## DATA FOR THIS TASK:

--- begin ---

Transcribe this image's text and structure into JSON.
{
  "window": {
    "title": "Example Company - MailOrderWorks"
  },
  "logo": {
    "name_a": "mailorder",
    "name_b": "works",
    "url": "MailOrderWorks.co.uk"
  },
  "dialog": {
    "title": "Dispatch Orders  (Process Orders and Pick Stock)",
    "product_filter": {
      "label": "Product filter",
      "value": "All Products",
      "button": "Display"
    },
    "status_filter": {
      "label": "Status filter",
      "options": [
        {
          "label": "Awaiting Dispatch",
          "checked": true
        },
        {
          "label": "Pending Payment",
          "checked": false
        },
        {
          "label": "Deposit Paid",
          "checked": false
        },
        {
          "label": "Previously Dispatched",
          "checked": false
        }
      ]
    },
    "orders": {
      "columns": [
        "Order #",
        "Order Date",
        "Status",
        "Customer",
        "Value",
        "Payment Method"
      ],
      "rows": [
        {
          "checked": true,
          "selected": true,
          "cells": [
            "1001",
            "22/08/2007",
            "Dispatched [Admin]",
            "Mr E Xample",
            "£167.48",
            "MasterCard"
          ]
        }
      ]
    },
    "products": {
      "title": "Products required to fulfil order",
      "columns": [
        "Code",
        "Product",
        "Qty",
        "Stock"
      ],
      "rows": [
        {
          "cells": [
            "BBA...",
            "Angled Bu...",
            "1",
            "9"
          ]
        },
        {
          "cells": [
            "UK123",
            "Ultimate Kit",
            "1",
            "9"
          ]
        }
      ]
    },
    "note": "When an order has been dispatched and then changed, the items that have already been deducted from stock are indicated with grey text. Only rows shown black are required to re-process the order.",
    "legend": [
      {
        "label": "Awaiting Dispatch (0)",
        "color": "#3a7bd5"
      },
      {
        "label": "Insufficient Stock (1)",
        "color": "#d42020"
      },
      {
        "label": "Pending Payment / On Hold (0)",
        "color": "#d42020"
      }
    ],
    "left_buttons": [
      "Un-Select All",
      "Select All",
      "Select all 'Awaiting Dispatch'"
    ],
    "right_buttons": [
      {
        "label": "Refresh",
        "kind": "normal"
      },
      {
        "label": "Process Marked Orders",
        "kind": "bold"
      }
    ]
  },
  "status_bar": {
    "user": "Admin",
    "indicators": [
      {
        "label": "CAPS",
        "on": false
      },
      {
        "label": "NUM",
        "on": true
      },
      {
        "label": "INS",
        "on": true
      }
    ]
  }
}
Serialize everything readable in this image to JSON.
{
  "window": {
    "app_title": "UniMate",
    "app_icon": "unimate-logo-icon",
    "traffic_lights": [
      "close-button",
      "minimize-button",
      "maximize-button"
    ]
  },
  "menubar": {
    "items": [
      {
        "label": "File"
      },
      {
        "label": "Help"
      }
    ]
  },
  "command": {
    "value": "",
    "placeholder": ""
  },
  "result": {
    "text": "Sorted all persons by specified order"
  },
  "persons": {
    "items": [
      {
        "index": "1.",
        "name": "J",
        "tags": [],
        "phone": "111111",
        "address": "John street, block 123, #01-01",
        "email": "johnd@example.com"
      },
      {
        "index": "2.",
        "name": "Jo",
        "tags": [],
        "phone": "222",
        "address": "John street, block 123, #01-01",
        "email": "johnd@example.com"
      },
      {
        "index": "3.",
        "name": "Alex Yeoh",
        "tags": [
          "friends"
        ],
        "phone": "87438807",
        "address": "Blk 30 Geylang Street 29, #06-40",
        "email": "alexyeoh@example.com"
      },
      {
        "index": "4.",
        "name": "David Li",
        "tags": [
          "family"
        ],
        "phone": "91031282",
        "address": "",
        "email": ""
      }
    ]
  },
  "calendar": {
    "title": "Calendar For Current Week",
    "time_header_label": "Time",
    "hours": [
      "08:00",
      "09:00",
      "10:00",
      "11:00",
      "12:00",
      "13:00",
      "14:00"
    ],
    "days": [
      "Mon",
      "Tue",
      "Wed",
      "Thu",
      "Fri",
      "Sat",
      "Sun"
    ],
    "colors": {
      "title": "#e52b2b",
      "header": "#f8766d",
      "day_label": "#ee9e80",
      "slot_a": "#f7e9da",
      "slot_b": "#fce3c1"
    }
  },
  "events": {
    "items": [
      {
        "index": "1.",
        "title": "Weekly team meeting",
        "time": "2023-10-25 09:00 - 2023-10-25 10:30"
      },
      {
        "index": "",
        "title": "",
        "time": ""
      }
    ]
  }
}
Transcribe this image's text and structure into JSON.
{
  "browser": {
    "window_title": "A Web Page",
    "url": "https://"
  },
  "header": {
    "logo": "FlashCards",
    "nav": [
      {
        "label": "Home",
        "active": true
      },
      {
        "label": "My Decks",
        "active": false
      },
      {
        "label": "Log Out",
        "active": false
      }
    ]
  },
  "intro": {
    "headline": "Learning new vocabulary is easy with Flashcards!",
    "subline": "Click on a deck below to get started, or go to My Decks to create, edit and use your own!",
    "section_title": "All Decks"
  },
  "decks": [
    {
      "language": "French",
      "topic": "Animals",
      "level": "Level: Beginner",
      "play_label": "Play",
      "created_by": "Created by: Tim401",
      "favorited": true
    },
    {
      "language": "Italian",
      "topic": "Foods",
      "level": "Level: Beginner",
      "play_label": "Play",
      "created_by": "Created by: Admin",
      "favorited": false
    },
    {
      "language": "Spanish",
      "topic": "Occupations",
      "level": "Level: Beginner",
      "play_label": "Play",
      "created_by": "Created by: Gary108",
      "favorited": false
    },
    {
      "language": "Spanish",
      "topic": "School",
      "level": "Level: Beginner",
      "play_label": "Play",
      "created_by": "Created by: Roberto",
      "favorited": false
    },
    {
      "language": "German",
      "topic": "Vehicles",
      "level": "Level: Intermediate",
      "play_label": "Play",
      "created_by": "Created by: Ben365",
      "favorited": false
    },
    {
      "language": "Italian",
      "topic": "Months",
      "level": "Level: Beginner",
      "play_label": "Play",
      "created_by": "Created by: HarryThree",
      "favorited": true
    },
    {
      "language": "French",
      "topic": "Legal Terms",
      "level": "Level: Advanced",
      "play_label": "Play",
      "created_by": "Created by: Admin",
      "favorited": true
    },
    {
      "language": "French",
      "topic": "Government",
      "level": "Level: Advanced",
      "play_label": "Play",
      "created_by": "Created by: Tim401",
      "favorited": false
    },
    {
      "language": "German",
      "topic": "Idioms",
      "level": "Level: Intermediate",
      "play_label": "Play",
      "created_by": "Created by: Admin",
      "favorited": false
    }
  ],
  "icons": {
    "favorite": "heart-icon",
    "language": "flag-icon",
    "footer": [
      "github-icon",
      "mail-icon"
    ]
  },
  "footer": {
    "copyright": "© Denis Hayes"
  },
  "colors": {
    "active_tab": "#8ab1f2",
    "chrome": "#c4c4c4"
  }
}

--- end ---

## WHAT NEEDS TO BE DONE:
Tell how many lines of the data include the word "persons", and nothing else.

## WRITTEN SOLUTION:
2